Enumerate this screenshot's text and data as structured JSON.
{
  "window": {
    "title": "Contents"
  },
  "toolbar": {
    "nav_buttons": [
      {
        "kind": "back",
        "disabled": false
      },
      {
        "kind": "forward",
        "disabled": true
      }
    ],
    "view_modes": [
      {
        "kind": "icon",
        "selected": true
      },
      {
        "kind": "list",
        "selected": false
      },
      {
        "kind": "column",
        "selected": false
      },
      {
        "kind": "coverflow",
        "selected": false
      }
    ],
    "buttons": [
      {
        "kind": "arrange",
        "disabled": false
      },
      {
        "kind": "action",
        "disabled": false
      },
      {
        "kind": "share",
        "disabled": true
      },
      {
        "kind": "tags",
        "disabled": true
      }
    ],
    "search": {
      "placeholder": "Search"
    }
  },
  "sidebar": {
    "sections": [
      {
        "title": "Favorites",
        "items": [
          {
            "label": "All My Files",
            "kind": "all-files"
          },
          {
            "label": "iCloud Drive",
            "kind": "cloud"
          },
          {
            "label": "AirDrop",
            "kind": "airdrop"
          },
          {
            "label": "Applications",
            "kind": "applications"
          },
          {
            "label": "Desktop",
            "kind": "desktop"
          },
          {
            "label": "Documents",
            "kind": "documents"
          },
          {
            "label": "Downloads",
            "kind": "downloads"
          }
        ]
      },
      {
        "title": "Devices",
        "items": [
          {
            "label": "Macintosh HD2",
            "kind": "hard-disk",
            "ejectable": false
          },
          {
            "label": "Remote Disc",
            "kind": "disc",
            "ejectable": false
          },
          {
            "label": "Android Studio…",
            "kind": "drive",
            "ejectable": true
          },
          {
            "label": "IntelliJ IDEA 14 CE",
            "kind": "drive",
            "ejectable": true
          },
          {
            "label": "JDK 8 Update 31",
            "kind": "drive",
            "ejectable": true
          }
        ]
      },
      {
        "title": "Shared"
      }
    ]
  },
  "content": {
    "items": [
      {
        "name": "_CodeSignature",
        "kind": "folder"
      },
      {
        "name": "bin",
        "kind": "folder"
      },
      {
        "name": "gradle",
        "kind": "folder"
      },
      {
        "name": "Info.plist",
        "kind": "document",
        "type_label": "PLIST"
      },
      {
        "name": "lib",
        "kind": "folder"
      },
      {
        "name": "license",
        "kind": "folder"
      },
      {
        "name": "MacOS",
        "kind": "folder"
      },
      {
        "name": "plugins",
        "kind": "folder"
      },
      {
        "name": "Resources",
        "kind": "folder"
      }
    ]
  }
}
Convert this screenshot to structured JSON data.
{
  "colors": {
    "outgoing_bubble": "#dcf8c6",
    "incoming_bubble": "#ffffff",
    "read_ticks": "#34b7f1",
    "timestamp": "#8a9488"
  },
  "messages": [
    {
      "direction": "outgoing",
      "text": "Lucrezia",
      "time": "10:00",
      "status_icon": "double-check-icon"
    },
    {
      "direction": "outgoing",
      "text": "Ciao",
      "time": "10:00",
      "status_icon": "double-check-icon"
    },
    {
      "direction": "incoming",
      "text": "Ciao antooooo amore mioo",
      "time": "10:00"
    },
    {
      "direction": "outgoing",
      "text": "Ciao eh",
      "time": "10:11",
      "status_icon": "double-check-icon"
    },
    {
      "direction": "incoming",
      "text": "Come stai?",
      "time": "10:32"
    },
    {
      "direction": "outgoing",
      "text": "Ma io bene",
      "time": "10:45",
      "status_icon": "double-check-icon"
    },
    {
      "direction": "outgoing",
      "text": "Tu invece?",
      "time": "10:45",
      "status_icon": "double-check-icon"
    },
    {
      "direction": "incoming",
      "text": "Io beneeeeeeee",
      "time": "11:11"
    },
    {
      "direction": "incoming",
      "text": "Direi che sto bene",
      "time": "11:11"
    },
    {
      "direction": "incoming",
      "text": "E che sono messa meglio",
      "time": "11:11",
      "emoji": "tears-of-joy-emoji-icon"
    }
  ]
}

# # # # # # #

* _Goal_
State how many lines of the records above contain "name", with no words besides the number.

* _Task answer_
9